### WHAT TO PRODUCE
Among the lines of this listing, determine how many contain the string "orders". Answer with the number only.

### STORED ROWS
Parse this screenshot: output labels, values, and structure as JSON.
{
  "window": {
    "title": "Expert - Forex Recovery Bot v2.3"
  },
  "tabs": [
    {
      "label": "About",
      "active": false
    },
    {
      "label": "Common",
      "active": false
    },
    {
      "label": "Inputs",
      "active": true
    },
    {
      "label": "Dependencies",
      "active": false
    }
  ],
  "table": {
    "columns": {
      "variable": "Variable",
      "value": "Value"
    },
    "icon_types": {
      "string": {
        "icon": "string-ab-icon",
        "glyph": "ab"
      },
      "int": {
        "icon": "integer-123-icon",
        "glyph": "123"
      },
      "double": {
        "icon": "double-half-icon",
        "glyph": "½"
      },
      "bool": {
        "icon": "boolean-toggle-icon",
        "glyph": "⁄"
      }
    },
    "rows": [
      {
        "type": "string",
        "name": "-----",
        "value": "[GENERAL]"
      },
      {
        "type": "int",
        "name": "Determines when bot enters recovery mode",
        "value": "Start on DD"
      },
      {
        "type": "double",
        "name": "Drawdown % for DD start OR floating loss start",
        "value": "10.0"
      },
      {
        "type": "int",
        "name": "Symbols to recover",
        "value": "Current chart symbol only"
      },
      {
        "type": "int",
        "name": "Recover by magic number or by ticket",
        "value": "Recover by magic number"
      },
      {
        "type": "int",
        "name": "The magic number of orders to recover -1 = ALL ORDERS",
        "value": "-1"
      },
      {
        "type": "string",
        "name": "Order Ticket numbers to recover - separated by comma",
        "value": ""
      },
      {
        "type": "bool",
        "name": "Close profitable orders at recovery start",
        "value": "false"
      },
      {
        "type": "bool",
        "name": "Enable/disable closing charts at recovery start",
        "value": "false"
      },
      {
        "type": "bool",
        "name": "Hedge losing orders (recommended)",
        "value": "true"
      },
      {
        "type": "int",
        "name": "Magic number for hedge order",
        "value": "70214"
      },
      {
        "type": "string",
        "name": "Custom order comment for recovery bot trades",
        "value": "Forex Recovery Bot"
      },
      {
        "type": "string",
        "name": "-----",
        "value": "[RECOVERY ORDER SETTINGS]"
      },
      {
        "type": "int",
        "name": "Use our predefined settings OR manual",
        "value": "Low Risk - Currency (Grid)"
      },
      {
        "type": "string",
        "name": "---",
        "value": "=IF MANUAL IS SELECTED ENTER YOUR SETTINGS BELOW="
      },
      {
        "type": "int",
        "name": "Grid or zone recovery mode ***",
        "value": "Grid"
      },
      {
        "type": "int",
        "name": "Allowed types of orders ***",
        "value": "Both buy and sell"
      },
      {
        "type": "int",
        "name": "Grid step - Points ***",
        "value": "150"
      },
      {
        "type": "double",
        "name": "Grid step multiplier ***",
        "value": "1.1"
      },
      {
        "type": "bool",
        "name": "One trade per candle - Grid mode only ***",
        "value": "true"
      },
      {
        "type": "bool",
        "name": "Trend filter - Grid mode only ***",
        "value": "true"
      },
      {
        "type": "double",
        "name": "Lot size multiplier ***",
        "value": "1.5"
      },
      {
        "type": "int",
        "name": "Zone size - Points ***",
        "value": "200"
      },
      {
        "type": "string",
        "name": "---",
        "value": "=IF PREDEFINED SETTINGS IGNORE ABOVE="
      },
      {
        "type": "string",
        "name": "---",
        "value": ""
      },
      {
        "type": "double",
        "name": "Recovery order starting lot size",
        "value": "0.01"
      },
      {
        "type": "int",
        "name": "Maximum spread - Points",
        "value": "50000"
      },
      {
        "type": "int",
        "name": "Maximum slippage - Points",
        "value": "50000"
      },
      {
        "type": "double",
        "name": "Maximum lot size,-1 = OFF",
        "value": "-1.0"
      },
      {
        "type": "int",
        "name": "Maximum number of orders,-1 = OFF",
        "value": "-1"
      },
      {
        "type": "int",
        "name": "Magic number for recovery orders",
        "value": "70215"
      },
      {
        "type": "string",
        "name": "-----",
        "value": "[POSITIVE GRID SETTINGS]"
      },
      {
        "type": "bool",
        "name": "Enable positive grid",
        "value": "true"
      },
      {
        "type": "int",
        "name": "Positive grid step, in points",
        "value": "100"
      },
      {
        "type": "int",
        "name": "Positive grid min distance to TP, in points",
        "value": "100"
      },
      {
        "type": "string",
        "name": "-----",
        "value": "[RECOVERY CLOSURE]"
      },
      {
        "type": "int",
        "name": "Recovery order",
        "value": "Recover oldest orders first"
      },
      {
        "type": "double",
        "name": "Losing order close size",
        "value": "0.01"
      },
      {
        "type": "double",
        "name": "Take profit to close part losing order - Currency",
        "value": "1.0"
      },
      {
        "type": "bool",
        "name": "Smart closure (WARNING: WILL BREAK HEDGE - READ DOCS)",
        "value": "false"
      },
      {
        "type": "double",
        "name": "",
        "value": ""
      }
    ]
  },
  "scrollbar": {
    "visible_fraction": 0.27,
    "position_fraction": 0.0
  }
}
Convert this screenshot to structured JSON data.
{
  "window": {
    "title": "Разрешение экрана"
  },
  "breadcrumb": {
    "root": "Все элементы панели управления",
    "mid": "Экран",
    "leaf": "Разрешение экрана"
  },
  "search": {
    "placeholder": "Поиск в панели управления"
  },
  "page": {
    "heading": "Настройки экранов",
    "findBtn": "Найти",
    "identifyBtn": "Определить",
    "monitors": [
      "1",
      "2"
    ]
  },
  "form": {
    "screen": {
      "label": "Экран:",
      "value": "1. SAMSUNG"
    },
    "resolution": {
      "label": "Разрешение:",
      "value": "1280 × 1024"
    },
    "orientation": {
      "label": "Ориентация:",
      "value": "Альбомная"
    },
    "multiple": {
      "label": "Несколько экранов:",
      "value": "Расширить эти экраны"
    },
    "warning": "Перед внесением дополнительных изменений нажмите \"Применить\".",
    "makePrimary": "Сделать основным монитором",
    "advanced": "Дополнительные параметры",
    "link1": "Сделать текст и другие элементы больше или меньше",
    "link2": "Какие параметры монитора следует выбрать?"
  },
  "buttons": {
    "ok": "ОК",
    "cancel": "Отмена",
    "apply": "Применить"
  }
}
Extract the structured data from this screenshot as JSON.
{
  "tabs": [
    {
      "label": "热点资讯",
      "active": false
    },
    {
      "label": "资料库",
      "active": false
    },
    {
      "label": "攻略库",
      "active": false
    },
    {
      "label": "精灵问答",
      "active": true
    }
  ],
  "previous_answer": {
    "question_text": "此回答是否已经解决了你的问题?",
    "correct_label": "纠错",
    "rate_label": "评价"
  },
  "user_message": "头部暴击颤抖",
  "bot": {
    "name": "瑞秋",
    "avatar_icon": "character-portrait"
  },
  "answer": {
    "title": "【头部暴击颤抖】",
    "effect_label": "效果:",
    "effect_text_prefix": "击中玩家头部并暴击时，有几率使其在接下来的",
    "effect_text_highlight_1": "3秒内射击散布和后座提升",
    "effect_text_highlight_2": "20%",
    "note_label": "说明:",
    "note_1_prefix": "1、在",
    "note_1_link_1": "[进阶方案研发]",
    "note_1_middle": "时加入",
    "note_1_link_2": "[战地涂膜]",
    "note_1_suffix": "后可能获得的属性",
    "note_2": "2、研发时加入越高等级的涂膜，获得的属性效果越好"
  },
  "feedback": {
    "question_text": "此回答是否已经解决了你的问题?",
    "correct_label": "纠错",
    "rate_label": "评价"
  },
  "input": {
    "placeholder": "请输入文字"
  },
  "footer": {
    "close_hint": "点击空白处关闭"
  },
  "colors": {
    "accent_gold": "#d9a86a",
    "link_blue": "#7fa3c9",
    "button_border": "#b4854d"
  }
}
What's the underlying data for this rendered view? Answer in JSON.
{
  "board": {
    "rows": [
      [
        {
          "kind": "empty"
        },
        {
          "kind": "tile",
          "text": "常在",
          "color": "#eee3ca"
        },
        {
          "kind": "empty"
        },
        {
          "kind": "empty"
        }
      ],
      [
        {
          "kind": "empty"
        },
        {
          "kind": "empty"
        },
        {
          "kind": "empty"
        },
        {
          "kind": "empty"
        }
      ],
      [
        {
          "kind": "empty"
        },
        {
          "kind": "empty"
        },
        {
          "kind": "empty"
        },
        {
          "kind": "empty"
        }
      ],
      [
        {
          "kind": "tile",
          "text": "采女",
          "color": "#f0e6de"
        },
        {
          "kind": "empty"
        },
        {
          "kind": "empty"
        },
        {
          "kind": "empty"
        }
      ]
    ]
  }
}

### EXERCISE RESULT
7